Goal: Collect each line holding the string "உடலம".

Entries shown:
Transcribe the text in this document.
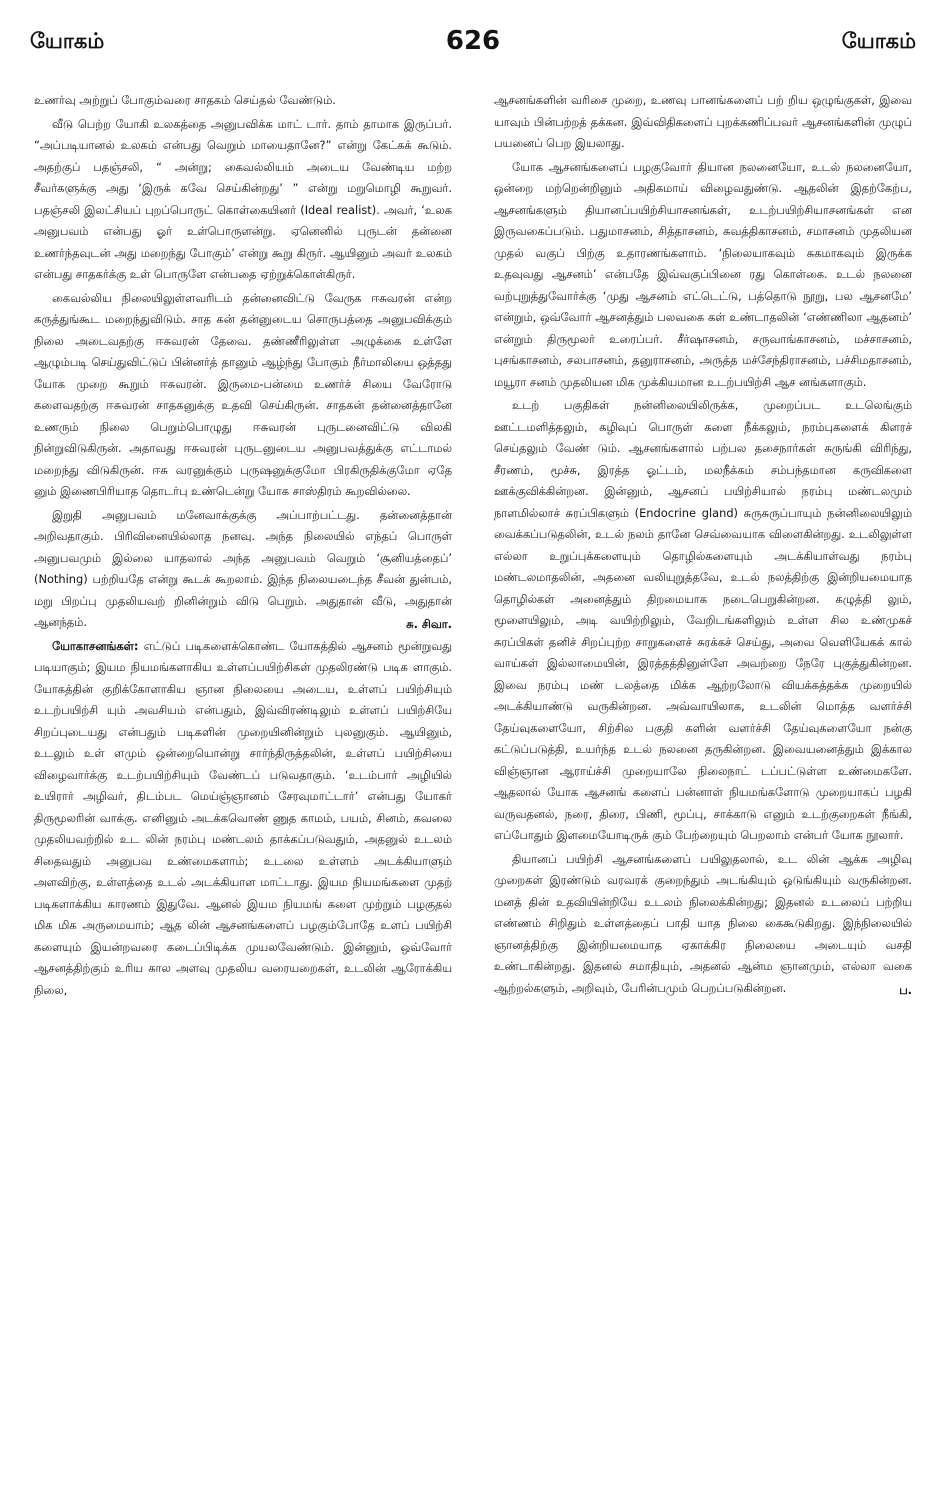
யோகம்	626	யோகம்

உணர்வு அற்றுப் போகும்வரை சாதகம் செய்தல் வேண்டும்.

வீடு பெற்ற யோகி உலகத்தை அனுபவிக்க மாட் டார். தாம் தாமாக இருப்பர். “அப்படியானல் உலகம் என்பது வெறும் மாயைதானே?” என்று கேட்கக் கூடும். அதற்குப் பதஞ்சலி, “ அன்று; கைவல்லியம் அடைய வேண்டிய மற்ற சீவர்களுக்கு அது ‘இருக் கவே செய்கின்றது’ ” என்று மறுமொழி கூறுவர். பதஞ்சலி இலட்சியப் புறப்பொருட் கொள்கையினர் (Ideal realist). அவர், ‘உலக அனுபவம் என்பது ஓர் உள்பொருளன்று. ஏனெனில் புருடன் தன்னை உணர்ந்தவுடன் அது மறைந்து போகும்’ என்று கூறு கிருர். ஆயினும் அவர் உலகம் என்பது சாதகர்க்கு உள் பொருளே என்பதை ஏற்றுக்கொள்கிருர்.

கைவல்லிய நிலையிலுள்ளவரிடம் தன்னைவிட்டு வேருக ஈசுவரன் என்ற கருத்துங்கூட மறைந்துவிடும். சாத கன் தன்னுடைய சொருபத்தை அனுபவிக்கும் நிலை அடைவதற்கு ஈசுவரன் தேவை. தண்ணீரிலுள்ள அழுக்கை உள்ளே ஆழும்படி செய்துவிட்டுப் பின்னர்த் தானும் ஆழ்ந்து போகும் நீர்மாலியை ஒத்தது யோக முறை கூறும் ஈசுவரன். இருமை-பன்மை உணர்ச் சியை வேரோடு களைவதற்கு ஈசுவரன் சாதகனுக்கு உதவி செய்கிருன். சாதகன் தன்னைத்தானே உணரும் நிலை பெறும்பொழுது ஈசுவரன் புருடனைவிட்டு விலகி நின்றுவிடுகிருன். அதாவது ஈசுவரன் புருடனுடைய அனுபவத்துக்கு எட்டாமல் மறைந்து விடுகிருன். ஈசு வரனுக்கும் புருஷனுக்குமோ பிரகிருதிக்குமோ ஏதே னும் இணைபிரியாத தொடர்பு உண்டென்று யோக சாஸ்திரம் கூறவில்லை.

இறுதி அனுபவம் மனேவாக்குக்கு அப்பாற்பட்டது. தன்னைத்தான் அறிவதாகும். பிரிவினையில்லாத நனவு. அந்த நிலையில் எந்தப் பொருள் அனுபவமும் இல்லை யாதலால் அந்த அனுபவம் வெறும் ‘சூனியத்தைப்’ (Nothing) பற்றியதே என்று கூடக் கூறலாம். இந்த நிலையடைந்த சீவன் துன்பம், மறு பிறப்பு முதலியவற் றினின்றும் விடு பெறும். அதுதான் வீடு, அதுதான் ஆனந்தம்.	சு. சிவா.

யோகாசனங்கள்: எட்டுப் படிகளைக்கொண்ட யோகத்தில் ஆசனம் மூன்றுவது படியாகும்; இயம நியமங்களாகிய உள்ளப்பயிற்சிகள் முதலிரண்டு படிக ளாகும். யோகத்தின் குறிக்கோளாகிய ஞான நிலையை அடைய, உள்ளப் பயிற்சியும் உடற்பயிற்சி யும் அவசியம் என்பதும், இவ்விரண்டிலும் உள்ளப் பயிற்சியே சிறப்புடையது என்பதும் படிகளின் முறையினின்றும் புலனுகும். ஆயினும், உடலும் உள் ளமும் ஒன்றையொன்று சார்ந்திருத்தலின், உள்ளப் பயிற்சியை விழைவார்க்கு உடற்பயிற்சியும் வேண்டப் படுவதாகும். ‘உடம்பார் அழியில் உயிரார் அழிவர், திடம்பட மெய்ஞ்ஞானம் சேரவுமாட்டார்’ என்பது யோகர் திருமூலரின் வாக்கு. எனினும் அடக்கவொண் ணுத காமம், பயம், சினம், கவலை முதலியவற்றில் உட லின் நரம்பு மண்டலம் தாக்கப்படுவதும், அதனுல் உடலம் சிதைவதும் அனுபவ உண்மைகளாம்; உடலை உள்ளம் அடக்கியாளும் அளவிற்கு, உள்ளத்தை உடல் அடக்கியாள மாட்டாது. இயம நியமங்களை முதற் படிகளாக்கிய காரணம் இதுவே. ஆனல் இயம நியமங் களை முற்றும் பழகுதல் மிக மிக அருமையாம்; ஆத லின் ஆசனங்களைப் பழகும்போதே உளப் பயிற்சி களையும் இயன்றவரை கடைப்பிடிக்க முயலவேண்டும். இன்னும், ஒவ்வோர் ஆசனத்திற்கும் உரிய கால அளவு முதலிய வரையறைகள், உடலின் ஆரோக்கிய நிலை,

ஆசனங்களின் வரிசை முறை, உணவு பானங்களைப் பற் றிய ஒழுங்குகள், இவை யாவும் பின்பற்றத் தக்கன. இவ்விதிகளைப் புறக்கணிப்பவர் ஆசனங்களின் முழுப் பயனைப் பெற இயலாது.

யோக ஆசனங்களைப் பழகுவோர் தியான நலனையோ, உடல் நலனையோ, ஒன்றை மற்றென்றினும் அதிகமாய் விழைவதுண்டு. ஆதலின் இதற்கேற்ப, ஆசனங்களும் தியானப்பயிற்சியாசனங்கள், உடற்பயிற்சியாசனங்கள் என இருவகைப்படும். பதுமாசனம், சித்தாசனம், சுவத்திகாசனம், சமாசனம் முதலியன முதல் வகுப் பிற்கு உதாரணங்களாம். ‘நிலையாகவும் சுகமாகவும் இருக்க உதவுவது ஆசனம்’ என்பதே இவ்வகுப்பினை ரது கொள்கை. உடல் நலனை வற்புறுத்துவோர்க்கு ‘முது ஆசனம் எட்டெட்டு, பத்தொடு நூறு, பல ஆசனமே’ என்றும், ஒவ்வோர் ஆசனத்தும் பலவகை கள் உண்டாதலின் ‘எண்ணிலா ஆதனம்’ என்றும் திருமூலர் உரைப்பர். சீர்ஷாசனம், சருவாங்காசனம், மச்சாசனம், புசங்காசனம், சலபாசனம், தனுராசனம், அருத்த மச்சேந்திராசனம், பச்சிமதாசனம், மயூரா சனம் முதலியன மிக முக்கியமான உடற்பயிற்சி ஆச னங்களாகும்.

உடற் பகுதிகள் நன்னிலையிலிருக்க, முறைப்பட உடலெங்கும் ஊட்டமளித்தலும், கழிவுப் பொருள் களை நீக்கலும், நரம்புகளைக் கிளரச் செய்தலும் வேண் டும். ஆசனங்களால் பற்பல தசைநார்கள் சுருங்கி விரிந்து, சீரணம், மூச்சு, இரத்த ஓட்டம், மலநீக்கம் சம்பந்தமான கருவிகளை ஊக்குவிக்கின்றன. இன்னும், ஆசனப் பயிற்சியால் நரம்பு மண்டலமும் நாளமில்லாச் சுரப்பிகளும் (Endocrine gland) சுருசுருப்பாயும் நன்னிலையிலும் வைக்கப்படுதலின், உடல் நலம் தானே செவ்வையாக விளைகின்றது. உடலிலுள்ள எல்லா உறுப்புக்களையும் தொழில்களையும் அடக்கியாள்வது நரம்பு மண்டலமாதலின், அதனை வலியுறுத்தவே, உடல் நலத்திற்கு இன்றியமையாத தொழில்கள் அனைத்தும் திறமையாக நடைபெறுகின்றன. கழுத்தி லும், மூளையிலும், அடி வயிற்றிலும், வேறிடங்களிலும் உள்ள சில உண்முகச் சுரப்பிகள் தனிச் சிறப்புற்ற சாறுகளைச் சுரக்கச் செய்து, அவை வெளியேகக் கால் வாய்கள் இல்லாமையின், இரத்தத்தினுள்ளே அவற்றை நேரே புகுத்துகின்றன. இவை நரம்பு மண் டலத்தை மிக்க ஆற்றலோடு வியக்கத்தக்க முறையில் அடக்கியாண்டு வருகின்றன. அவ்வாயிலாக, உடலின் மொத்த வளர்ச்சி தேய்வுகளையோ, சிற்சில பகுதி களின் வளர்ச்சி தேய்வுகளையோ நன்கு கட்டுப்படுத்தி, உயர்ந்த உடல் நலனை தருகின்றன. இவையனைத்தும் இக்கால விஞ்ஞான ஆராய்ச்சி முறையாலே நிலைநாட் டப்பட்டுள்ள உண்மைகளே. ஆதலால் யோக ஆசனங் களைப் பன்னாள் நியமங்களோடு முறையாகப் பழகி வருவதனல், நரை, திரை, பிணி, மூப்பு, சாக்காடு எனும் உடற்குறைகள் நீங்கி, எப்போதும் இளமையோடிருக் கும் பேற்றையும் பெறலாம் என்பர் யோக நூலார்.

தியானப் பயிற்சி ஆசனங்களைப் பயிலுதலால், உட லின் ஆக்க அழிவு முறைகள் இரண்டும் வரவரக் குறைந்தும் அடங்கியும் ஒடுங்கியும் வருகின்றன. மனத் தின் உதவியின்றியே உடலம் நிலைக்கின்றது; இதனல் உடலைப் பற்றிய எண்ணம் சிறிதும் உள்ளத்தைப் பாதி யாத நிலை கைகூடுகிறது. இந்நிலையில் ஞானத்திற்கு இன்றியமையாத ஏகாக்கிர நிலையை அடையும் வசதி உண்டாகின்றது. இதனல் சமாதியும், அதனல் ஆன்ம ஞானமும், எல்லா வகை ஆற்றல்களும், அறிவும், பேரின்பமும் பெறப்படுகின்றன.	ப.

Output:
யோகாசனங்கள்: எட்டுப் படிகளைக்கொண்ட யோகத்தில் ஆசனம் மூன்றுவது படியாகும்; இயம நியமங்களாகிய உள்ளப்பயிற்சிகள் முதலிரண்டு படிக ளாகும். யோகத்தின் குறிக்கோளாகிய ஞான நிலையை அடைய, உள்ளப் பயிற்சியும் உடற்பயிற்சி யும் அவசியம் என்பதும், இவ்விரண்டிலும் உள்ளப் பயிற்சியே சிறப்புடையது என்பதும் படிகளின் முறையினின்றும் புலனுகும். ஆயினும், உடலும் உள் ளமும் ஒன்றையொன்று சார்ந்திருத்தலின், உள்ளப் பயிற்சியை விழைவார்க்கு உடற்பயிற்சியும் வேண்டப் படுவதாகும். ‘உடம்பார் அழியில் உயிரார் அழிவர், திடம்பட மெய்ஞ்ஞானம் சேரவுமாட்டார்’ என்பது யோகர் திருமூலரின் வாக்கு. எனினும் அடக்கவொண் ணுத காமம், பயம், சினம், கவலை முதலியவற்றில் உட லின் நரம்பு மண்டலம் தாக்கப்படுவதும், அதனுல் உடலம் சிதைவதும் அனுபவ உண்மைகளாம்; உடலை உள்ளம் அடக்கியாளும் அளவிற்கு, உள்ளத்தை உடல் அடக்கியாள மாட்டாது. இயம நியமங்களை முதற் படிகளாக்கிய காரணம் இதுவே. ஆனல் இயம நியமங் களை முற்றும் பழகுதல் மிக மிக அருமையாம்; ஆத லின் ஆசனங்களைப் பழகும்போதே உளப் பயிற்சி களையும் இயன்றவரை கடைப்பிடிக்க முயலவேண்டும். இன்னும், ஒவ்வோர் ஆசனத்திற்கும் உரிய கால அளவு முதலிய வரையறைகள், உடலின் ஆரோக்கிய நிலை,
தியானப் பயிற்சி ஆசனங்களைப் பயிலுதலால், உட லின் ஆக்க அழிவு முறைகள் இரண்டும் வரவரக் குறைந்தும் அடங்கியும் ஒடுங்கியும் வருகின்றன. மனத் தின் உதவியின்றியே உடலம் நிலைக்கின்றது; இதனல் உடலைப் பற்றிய எண்ணம் சிறிதும் உள்ளத்தைப் பாதி யாத நிலை கைகூடுகிறது. இந்நிலையில் ஞானத்திற்கு இன்றியமையாத ஏகாக்கிர நிலையை அடையும் வசதி உண்டாகின்றது. இதனல் சமாதியும், அதனல் ஆன்ம ஞானமும், எல்லா வகை ஆற்றல்களும், அறிவும், பேரின்பமும் பெறப்படுகின்றன.	ப.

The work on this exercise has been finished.